**ENUNCIADO A:** De acordo com o texto sobre Machado de Assis, Edgar Barbosa está entre os criadores de quais instituições?

**TEXTO DE ORIGEM:**
--- --- ---
Autor de estilo inconfundível, mesclado de personalidade e erudição, o professor Edgar Barbosa – um dos criadores esquecidos da Universidade Federal do Rio Grande do Norte e da nossa Academia de Letras – parece condenado ao ostracismo, desde que as nossas instituições parecem controladas, há gerações, pela mediocridade e a inveja. Aqui ele escreve sobre um dos escritores que mais tocavam à sua sensibilidade e expandia a sua argúcia e a arte da observação

 *Edgar Barbosa

Tento Inutilmente lembrar-me do nome daquele pequeno deus da mitologia japonesa, encarregado de distrair os fiéis durante a celebração dos ofícios, o que obriga todo sacerdote a exorcisma-lo antes de começar uma cerimônia. Meu Machado de Assis talvez não seja o vosso, justamente porque, no quadro da literatura brasileira, nenhum autor mais do que ele se compraz em aparecer diante de cada um de nós com a versatilidade e o encantamento dos magos da distração. Românticos ou realistas – e quem não o tem sido, uma e outra coisa, na medida em que o tempo nos transforma o gosto e a percepção da arte? – românticos ou realistas vêm o moço e o velho Machado através de um ângulo muito pessoal, de impressões tão sutis que formariam, com paradas, o próprio espectro das nossas reações subconscientes.

Todos os que, no Brasil, se aproximam do Machado multíplice, do poeta, do crítico, do romancista e, sobretudo, do grande narrador de histórias que ele foi, e continua sendo, pela obra de Magalhães Júnior, reconhecem seu poder de prestidigitação, levado ao hipnotismo, que não resolve nada, mas sugere tudo. Para cada leitor, o homem tem uma mágica. E ao final, caímos naquela perplexidade em que ficou Bento, parado na varanda, tonto das reações e dos sonhos que lhe deixavam os primeiros furtivos encontros com Capitu. “A emoção era doce e nova” – dizia Bento – “mas a causa dela fugia-me, sem que eu a buscasse nem suspeitasse”. Temo, por isso, desperdiçar a riqueza do assunto, como tem me ocorrido em idênticas circunstâncias, quando a benevolência de muitos de vós decidiu absolver-me na esperança de que não mais reincidisse. Contudo, a angústia da versatilidade permanece.

Atrevo-me a confessar que tenho um Machado sempre novo. Não aquele que, a exemplo de Stendhal, escrevera um livro destinado a cem leitores. Nem, como D. Quixote, profetizara edições de trinta mil exemplares para a sua história. E sim o Machado que escreve com a “pena da galhofa e a tinta da melancolia”, para o leitor numeroso, inquieto e insatisfeito que se move dentro de nós, exigindo a retirada daquele pequeno deus japonês de cujo nome não consigo lembrar-me.
--- --- ---
Entradas de elementos em caixas
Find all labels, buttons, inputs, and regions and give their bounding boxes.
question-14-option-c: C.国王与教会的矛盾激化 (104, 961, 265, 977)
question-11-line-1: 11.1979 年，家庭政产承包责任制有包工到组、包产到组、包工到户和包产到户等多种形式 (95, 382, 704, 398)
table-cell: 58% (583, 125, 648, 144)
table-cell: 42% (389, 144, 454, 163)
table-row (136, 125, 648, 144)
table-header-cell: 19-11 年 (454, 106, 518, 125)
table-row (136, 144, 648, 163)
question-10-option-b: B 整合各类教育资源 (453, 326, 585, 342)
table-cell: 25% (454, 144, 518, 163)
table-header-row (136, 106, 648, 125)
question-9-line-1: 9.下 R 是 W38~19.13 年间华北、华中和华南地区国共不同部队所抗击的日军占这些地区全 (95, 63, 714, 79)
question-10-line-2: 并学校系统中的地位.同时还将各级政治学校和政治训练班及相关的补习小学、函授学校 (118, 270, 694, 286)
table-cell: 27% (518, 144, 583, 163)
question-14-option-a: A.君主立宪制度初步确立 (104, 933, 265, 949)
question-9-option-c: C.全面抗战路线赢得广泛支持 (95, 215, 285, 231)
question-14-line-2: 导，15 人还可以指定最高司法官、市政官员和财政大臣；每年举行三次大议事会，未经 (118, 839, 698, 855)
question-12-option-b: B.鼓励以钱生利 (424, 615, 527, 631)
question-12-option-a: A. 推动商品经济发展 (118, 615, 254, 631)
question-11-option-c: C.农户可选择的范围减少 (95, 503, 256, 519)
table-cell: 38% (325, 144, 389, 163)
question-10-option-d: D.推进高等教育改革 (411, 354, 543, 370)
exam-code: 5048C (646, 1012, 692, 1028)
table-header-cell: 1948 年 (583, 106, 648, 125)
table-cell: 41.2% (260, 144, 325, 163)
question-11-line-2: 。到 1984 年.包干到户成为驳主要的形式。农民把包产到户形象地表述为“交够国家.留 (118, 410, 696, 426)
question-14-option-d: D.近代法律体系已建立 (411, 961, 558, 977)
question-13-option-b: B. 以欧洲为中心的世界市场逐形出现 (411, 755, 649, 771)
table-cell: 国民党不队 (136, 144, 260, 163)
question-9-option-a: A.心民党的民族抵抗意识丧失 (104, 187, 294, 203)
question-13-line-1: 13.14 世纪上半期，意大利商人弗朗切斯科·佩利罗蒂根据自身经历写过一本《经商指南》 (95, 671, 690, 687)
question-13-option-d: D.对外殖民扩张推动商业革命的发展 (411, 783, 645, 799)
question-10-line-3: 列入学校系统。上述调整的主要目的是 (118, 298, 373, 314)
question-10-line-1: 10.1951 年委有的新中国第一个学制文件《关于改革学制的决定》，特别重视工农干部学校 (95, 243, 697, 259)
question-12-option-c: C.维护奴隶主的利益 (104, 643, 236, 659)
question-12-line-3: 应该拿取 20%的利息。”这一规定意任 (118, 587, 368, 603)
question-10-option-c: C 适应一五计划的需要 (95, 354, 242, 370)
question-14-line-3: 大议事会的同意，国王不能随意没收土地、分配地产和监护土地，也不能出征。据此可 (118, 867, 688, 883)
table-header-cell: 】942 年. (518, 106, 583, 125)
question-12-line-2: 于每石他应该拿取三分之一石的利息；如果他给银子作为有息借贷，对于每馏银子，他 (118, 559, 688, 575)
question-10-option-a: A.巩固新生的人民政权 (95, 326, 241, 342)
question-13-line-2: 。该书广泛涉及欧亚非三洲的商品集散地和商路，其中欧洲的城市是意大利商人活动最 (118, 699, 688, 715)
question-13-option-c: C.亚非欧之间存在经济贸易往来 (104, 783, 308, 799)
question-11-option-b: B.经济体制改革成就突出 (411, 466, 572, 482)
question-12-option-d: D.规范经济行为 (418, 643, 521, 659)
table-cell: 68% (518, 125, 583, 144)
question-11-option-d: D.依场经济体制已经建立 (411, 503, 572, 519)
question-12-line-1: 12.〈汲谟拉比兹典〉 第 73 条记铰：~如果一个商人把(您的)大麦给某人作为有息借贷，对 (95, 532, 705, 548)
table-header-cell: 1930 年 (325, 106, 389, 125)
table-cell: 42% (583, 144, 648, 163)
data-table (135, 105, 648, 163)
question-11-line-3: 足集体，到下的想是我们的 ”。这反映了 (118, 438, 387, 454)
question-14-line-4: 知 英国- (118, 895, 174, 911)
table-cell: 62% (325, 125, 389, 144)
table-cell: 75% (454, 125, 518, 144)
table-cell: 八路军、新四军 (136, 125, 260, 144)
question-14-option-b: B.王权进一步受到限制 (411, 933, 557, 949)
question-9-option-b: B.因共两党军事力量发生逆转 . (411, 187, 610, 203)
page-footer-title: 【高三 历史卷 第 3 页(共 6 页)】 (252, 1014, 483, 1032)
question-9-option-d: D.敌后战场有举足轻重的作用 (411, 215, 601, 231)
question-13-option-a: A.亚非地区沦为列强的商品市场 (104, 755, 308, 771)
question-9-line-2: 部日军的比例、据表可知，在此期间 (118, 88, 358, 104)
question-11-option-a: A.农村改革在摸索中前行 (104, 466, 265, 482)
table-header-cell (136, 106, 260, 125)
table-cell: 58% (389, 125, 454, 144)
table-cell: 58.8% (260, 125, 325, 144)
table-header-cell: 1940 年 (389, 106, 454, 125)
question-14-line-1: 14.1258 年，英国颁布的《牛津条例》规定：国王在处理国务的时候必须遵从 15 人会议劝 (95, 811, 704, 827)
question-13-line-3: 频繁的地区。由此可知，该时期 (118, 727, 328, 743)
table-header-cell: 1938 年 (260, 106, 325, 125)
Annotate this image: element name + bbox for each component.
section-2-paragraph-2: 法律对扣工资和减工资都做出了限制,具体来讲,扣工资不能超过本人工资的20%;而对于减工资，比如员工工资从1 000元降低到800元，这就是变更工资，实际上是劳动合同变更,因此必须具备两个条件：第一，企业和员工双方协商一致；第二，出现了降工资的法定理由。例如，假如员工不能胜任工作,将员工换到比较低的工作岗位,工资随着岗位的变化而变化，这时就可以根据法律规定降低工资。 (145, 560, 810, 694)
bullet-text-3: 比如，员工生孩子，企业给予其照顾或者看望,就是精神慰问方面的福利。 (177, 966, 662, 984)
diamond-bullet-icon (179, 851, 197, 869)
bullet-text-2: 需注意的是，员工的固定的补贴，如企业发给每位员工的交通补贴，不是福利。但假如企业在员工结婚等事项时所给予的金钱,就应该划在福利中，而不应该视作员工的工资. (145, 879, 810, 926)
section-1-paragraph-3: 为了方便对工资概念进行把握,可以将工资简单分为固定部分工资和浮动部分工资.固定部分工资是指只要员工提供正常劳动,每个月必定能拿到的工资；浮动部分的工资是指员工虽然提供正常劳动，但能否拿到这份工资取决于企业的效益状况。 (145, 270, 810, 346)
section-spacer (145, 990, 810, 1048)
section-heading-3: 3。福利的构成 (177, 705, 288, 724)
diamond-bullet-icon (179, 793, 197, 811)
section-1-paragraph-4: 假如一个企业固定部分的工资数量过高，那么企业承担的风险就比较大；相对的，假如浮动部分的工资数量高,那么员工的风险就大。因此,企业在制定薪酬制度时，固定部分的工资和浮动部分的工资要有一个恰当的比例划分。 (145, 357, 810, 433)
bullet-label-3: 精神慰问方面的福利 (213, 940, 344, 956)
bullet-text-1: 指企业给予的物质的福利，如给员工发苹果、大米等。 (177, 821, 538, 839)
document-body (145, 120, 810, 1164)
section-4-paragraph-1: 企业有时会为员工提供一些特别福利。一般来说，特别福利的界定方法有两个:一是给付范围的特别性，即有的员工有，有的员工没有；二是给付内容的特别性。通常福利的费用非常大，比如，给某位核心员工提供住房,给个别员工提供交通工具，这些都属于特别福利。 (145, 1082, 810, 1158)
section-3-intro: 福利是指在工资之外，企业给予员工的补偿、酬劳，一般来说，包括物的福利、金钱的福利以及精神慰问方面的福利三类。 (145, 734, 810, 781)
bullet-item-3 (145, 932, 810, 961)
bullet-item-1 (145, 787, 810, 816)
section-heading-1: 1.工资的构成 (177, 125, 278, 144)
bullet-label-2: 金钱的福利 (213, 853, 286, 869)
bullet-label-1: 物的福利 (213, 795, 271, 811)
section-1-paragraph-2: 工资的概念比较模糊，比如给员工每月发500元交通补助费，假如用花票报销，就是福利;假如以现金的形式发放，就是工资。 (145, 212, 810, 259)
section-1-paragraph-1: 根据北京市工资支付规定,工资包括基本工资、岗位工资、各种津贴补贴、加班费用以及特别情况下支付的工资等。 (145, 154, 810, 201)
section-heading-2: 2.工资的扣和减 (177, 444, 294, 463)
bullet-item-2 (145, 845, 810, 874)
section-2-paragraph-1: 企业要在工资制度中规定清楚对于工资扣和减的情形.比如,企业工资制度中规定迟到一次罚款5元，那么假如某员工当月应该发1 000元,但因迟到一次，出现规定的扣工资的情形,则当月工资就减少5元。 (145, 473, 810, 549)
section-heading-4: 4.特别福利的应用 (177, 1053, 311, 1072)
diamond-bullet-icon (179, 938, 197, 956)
--- --- ---
**ENUNCIADO B:** Reproduza sem nenhuma alteração as linhas dos dados extraídos, começando pela primeira delas e terminando na que contém "table-row (136, 144, 648, 163)", incluindo as duas.

**RESOLUÇÃO A:** Da Universidade Federal do Rio Grande do Norte e da Academia de Letras.

**RESOLUÇÃO B:**
Find all labels, buttons, inputs, and regions and give their bounding boxes.
question-14-option-c: C.国王与教会的矛盾激化 (104, 961, 265, 977)
question-11-line-1: 11.1979 年，家庭政产承包责任制有包工到组、包产到组、包工到户和包产到户等多种形式 (95, 382, 704, 398)
table-cell: 58% (583, 125, 648, 144)
table-cell: 42% (389, 144, 454, 163)
table-row (136, 125, 648, 144)
table-header-cell: 19-11 年 (454, 106, 518, 125)
table-row (136, 144, 648, 163)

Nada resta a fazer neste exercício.